#### Aim:
Work out how many lines of the listing hold "JSON", then state only that count.

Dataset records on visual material
'''

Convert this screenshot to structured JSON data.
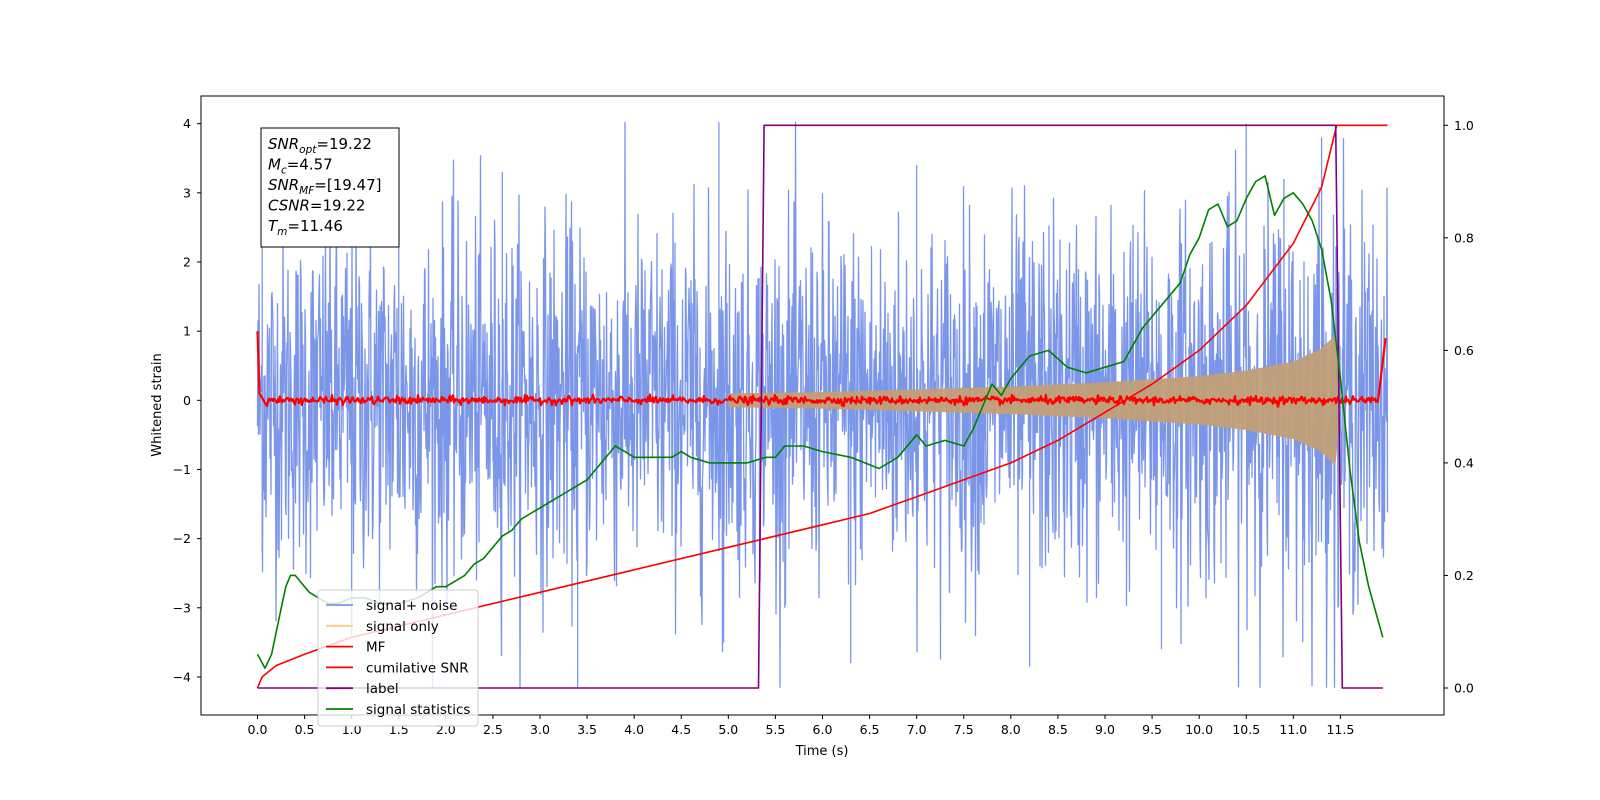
{
  "chart_data": {
    "type": "line",
    "xlabel": "Time (s)",
    "ylabel": "Whitened strain",
    "xlim": [
      -0.6,
      12.6
    ],
    "ylim": [
      -4.55,
      4.4
    ],
    "y2lim": [
      -0.048,
      1.052
    ],
    "x_ticks": [
      "0.0",
      "0.5",
      "1.0",
      "1.5",
      "2.0",
      "2.5",
      "3.0",
      "3.5",
      "4.0",
      "4.5",
      "5.0",
      "5.5",
      "6.0",
      "6.5",
      "7.0",
      "7.5",
      "8.0",
      "8.5",
      "9.0",
      "9.5",
      "10.0",
      "10.5",
      "11.0",
      "11.5"
    ],
    "y_ticks": [
      "4",
      "3",
      "2",
      "1",
      "0",
      "−1",
      "−2",
      "−3",
      "−4"
    ],
    "y2_ticks": [
      "1.0",
      "0.8",
      "0.6",
      "0.4",
      "0.2",
      "0.0"
    ],
    "info_box": [
      {
        "base": "SNR",
        "sub": "opt",
        "value": "=19.22"
      },
      {
        "base": "M",
        "sub": "c",
        "value": "=4.57"
      },
      {
        "base": "SNR",
        "sub": "MF",
        "value": "=[19.47]"
      },
      {
        "base": "CSNR",
        "sub": "",
        "value": "=19.22"
      },
      {
        "base": "T",
        "sub": "m",
        "value": "=11.46"
      }
    ],
    "legend": {
      "placement": "lower-left",
      "entries": [
        {
          "label": "signal+ noise",
          "color": "#7b96e8"
        },
        {
          "label": "signal only",
          "color": "#ffcc80"
        },
        {
          "label": "MF",
          "color": "#ff0000"
        },
        {
          "label": "cumilative SNR",
          "color": "#ff0000"
        },
        {
          "label": "label",
          "color": "#800080"
        },
        {
          "label": "signal statistics",
          "color": "#008000"
        }
      ]
    },
    "series": [
      {
        "name": "signal+ noise",
        "axis": "left",
        "color": "#7b96e8",
        "x_range": [
          0.0,
          12.0
        ],
        "upper_envelope": [
          [
            0.0,
            1.6
          ],
          [
            1.0,
            1.7
          ],
          [
            2.0,
            1.7
          ],
          [
            3.0,
            1.7
          ],
          [
            4.0,
            1.7
          ],
          [
            5.0,
            1.7
          ],
          [
            6.0,
            1.7
          ],
          [
            7.0,
            1.7
          ],
          [
            8.0,
            1.75
          ],
          [
            9.0,
            1.75
          ],
          [
            10.0,
            1.8
          ],
          [
            11.0,
            1.9
          ],
          [
            11.4,
            2.0
          ],
          [
            12.0,
            1.7
          ]
        ],
        "lower_envelope": [
          [
            0.0,
            -1.6
          ],
          [
            1.0,
            -1.7
          ],
          [
            2.0,
            -1.7
          ],
          [
            3.0,
            -1.7
          ],
          [
            4.0,
            -1.7
          ],
          [
            5.0,
            -1.7
          ],
          [
            6.0,
            -1.7
          ],
          [
            7.0,
            -1.7
          ],
          [
            8.0,
            -1.75
          ],
          [
            9.0,
            -1.75
          ],
          [
            10.0,
            -1.8
          ],
          [
            11.0,
            -1.9
          ],
          [
            11.4,
            -2.0
          ],
          [
            12.0,
            -1.7
          ]
        ],
        "peak_max": 4.02,
        "peak_min": -4.15
      },
      {
        "name": "signal only",
        "axis": "left",
        "color": "#c19f77",
        "envelope": [
          [
            5.0,
            0.1
          ],
          [
            6.0,
            0.12
          ],
          [
            7.0,
            0.16
          ],
          [
            8.0,
            0.2
          ],
          [
            9.0,
            0.26
          ],
          [
            10.0,
            0.35
          ],
          [
            10.5,
            0.43
          ],
          [
            11.0,
            0.56
          ],
          [
            11.3,
            0.75
          ],
          [
            11.45,
            0.95
          ],
          [
            11.5,
            0.0
          ]
        ]
      },
      {
        "name": "MF",
        "axis": "left",
        "color": "#ff0000",
        "points": [
          [
            0.0,
            1.0
          ],
          [
            0.02,
            0.1
          ],
          [
            0.1,
            0.0
          ],
          [
            11.9,
            0.0
          ],
          [
            11.98,
            0.9
          ]
        ]
      },
      {
        "name": "cumilative SNR",
        "axis": "right",
        "color": "#ff0000",
        "points": [
          [
            0.0,
            0.0
          ],
          [
            0.05,
            0.02
          ],
          [
            0.2,
            0.04
          ],
          [
            0.5,
            0.06
          ],
          [
            1.0,
            0.09
          ],
          [
            2.0,
            0.13
          ],
          [
            3.0,
            0.17
          ],
          [
            4.0,
            0.21
          ],
          [
            5.0,
            0.25
          ],
          [
            6.0,
            0.29
          ],
          [
            6.5,
            0.31
          ],
          [
            7.0,
            0.34
          ],
          [
            7.5,
            0.37
          ],
          [
            8.0,
            0.4
          ],
          [
            8.5,
            0.44
          ],
          [
            9.0,
            0.49
          ],
          [
            9.5,
            0.54
          ],
          [
            10.0,
            0.6
          ],
          [
            10.5,
            0.68
          ],
          [
            11.0,
            0.79
          ],
          [
            11.3,
            0.89
          ],
          [
            11.46,
            1.0
          ],
          [
            12.0,
            1.0
          ]
        ]
      },
      {
        "name": "label",
        "axis": "right",
        "color": "#800080",
        "points": [
          [
            0.0,
            0.0
          ],
          [
            5.32,
            0.0
          ],
          [
            5.38,
            1.0
          ],
          [
            11.45,
            1.0
          ],
          [
            11.52,
            0.0
          ],
          [
            11.95,
            0.0
          ]
        ]
      },
      {
        "name": "signal statistics",
        "axis": "right",
        "color": "#008000",
        "points": [
          [
            0.0,
            0.06
          ],
          [
            0.08,
            0.035
          ],
          [
            0.15,
            0.06
          ],
          [
            0.25,
            0.14
          ],
          [
            0.3,
            0.18
          ],
          [
            0.35,
            0.2
          ],
          [
            0.4,
            0.2
          ],
          [
            0.45,
            0.19
          ],
          [
            0.55,
            0.17
          ],
          [
            0.65,
            0.16
          ],
          [
            0.75,
            0.15
          ],
          [
            0.85,
            0.15
          ],
          [
            1.0,
            0.16
          ],
          [
            1.15,
            0.16
          ],
          [
            1.3,
            0.15
          ],
          [
            1.5,
            0.15
          ],
          [
            1.7,
            0.16
          ],
          [
            1.8,
            0.17
          ],
          [
            1.9,
            0.18
          ],
          [
            2.0,
            0.18
          ],
          [
            2.1,
            0.19
          ],
          [
            2.2,
            0.2
          ],
          [
            2.3,
            0.22
          ],
          [
            2.4,
            0.23
          ],
          [
            2.5,
            0.25
          ],
          [
            2.6,
            0.27
          ],
          [
            2.7,
            0.28
          ],
          [
            2.8,
            0.3
          ],
          [
            2.9,
            0.31
          ],
          [
            3.0,
            0.32
          ],
          [
            3.1,
            0.33
          ],
          [
            3.2,
            0.34
          ],
          [
            3.3,
            0.35
          ],
          [
            3.4,
            0.36
          ],
          [
            3.5,
            0.37
          ],
          [
            3.6,
            0.39
          ],
          [
            3.7,
            0.41
          ],
          [
            3.8,
            0.43
          ],
          [
            3.9,
            0.42
          ],
          [
            4.0,
            0.41
          ],
          [
            4.2,
            0.41
          ],
          [
            4.4,
            0.41
          ],
          [
            4.5,
            0.42
          ],
          [
            4.6,
            0.41
          ],
          [
            4.8,
            0.4
          ],
          [
            5.0,
            0.4
          ],
          [
            5.2,
            0.4
          ],
          [
            5.4,
            0.41
          ],
          [
            5.5,
            0.41
          ],
          [
            5.6,
            0.43
          ],
          [
            5.8,
            0.43
          ],
          [
            6.0,
            0.42
          ],
          [
            6.3,
            0.41
          ],
          [
            6.6,
            0.39
          ],
          [
            6.8,
            0.41
          ],
          [
            7.0,
            0.45
          ],
          [
            7.1,
            0.43
          ],
          [
            7.3,
            0.44
          ],
          [
            7.5,
            0.43
          ],
          [
            7.6,
            0.46
          ],
          [
            7.8,
            0.54
          ],
          [
            7.9,
            0.52
          ],
          [
            8.0,
            0.55
          ],
          [
            8.2,
            0.59
          ],
          [
            8.4,
            0.6
          ],
          [
            8.6,
            0.57
          ],
          [
            8.8,
            0.56
          ],
          [
            9.0,
            0.57
          ],
          [
            9.2,
            0.58
          ],
          [
            9.3,
            0.61
          ],
          [
            9.4,
            0.64
          ],
          [
            9.6,
            0.68
          ],
          [
            9.8,
            0.72
          ],
          [
            9.9,
            0.77
          ],
          [
            10.0,
            0.8
          ],
          [
            10.1,
            0.85
          ],
          [
            10.2,
            0.86
          ],
          [
            10.3,
            0.82
          ],
          [
            10.4,
            0.83
          ],
          [
            10.5,
            0.87
          ],
          [
            10.6,
            0.9
          ],
          [
            10.7,
            0.91
          ],
          [
            10.8,
            0.84
          ],
          [
            10.9,
            0.87
          ],
          [
            11.0,
            0.88
          ],
          [
            11.1,
            0.86
          ],
          [
            11.2,
            0.83
          ],
          [
            11.3,
            0.78
          ],
          [
            11.4,
            0.69
          ],
          [
            11.5,
            0.55
          ],
          [
            11.6,
            0.39
          ],
          [
            11.7,
            0.26
          ],
          [
            11.8,
            0.18
          ],
          [
            11.9,
            0.12
          ],
          [
            11.95,
            0.09
          ]
        ]
      }
    ]
  }
}
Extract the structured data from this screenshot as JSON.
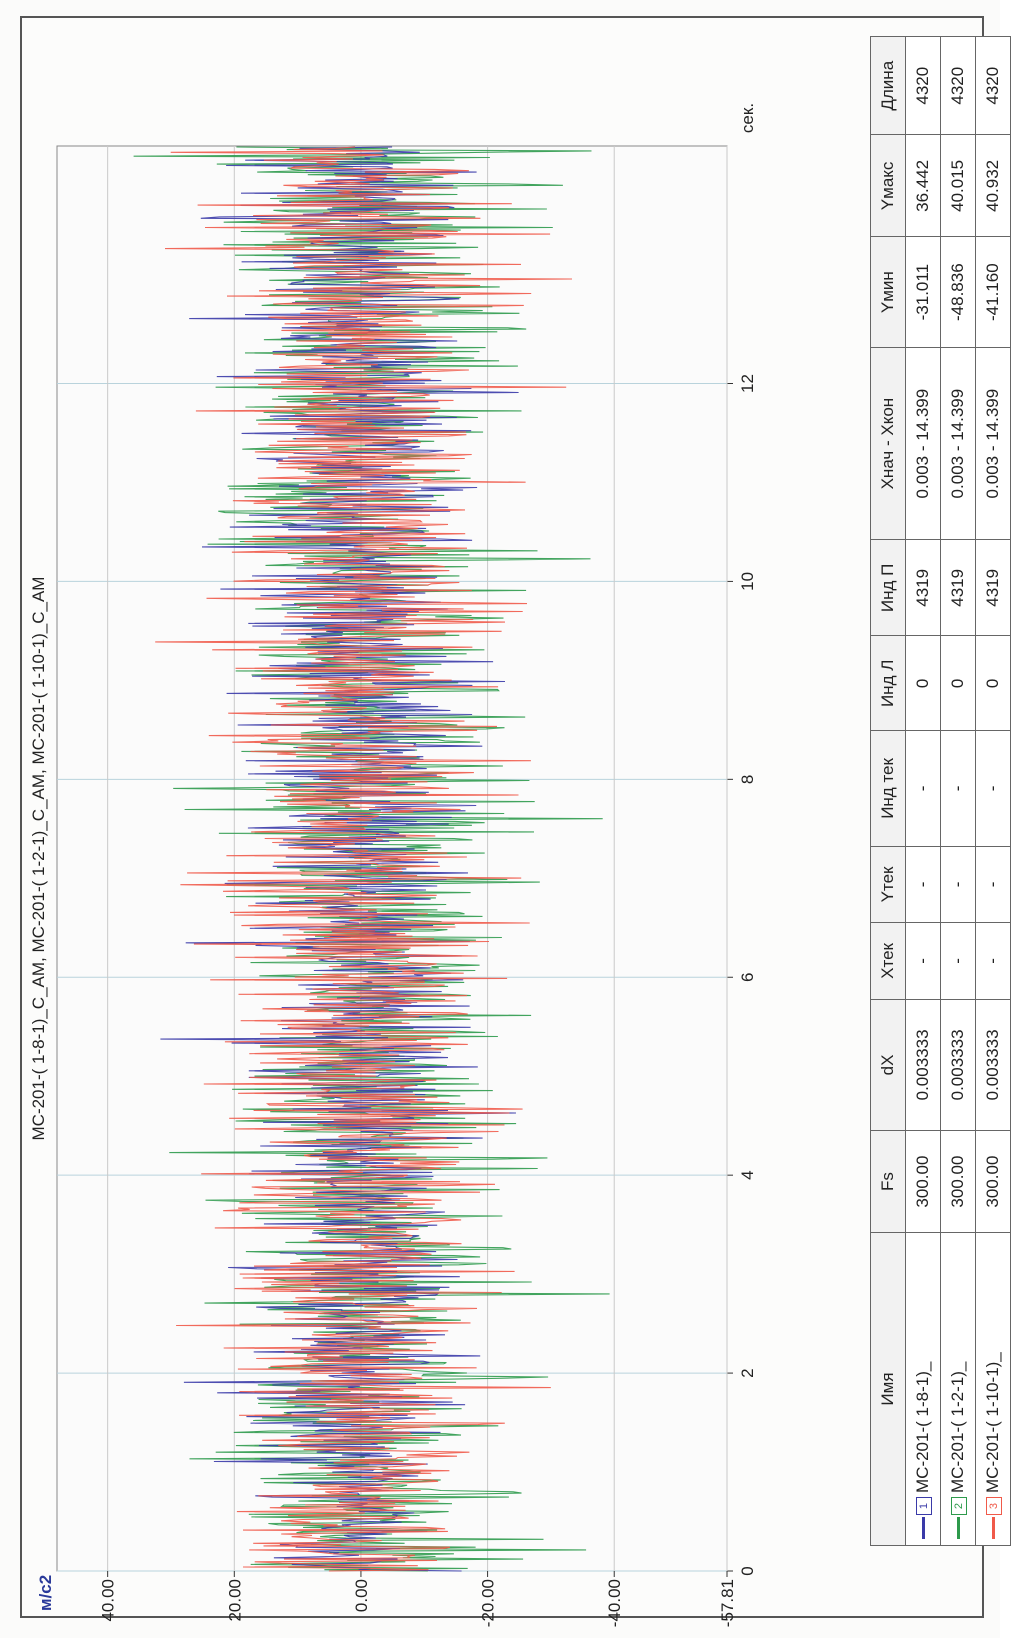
{
  "chart_data": {
    "type": "line",
    "title": "MC-201-( 1-8-1)_C_AM, MC-201-( 1-2-1)_C_AM, MC-201-( 1-10-1)_C_AM",
    "ylabel": "м/с2",
    "xlabel": "сек.",
    "xlim": [
      0,
      14.4
    ],
    "ylim": [
      -57.81,
      48
    ],
    "x_ticks": [
      "0",
      "2",
      "4",
      "6",
      "8",
      "10",
      "12"
    ],
    "y_ticks": [
      "40.00",
      "20.00",
      "0.00",
      "-20.00",
      "-40.00",
      "-57.81"
    ],
    "grid": true,
    "series": [
      {
        "name": "MC-201-( 1-8-1)_",
        "color": "#3a3aa8",
        "ymin": -31.011,
        "ymax": 36.442,
        "n": 4320
      },
      {
        "name": "MC-201-( 1-2-1)_",
        "color": "#2e9a4c",
        "ymin": -48.836,
        "ymax": 40.015,
        "n": 4320
      },
      {
        "name": "MC-201-( 1-10-1)_",
        "color": "#f05a4a",
        "ymin": -41.16,
        "ymax": 40.932,
        "n": 4320
      }
    ]
  },
  "table": {
    "headers": [
      "Имя",
      "Fs",
      "dX",
      "Xтек",
      "Yтек",
      "Инд тек",
      "Инд Л",
      "Инд П",
      "Xнач - Xкон",
      "Yмин",
      "Yмакс",
      "Длина"
    ],
    "rows": [
      {
        "idx": "1",
        "name": "MC-201-( 1-8-1)_",
        "fs": "300.00",
        "dx": "0.003333",
        "xtek": "-",
        "ytek": "-",
        "indtek": "-",
        "indl": "0",
        "indp": "4319",
        "xrange": "0.003 - 14.399",
        "ymin": "-31.011",
        "ymax": "36.442",
        "len": "4320",
        "color": "#3a3aa8"
      },
      {
        "idx": "2",
        "name": "MC-201-( 1-2-1)_",
        "fs": "300.00",
        "dx": "0.003333",
        "xtek": "-",
        "ytek": "-",
        "indtek": "-",
        "indl": "0",
        "indp": "4319",
        "xrange": "0.003 - 14.399",
        "ymin": "-48.836",
        "ymax": "40.015",
        "len": "4320",
        "color": "#2e9a4c"
      },
      {
        "idx": "3",
        "name": "MC-201-( 1-10-1)_",
        "fs": "300.00",
        "dx": "0.003333",
        "xtek": "-",
        "ytek": "-",
        "indtek": "-",
        "indl": "0",
        "indp": "4319",
        "xrange": "0.003 - 14.399",
        "ymin": "-41.160",
        "ymax": "40.932",
        "len": "4320",
        "color": "#f05a4a"
      }
    ]
  }
}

'''

#### Result of the exercise:
2